* **EXERCISE AIM**:
Which lines below hold the word "jest"? Copy all of them.

■ ■ ■

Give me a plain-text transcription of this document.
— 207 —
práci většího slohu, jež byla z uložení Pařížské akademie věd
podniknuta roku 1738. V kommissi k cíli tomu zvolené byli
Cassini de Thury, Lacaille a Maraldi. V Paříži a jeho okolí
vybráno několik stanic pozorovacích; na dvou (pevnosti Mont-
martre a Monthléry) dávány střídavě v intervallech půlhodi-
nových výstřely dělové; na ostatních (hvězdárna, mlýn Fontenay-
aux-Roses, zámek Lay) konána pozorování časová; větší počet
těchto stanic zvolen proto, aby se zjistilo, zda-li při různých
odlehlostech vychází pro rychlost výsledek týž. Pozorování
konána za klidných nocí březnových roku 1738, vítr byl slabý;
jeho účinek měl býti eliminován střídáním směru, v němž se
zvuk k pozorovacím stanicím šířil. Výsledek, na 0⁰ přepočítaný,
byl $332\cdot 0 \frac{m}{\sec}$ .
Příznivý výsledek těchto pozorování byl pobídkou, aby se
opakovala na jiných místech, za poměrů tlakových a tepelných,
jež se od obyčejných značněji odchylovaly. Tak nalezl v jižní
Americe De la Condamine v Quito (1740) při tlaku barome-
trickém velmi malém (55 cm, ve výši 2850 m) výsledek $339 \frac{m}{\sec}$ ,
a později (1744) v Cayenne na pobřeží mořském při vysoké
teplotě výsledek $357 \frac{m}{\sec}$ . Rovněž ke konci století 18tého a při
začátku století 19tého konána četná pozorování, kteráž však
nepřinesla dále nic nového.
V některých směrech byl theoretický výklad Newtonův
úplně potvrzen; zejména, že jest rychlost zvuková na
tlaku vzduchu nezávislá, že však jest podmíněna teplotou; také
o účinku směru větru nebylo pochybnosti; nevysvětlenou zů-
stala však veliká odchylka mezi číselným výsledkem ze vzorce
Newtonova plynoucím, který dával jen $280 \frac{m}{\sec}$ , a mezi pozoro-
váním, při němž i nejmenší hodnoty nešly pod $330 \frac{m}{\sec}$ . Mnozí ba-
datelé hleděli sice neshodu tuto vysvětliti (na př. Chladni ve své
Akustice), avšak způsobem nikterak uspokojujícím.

■ ■ ■

* **COMPLETE OUTPUT**:
úplně potvrzen; zejména, že jest rychlost zvuková na
tlaku vzduchu nezávislá, že však jest podmíněna teplotou; také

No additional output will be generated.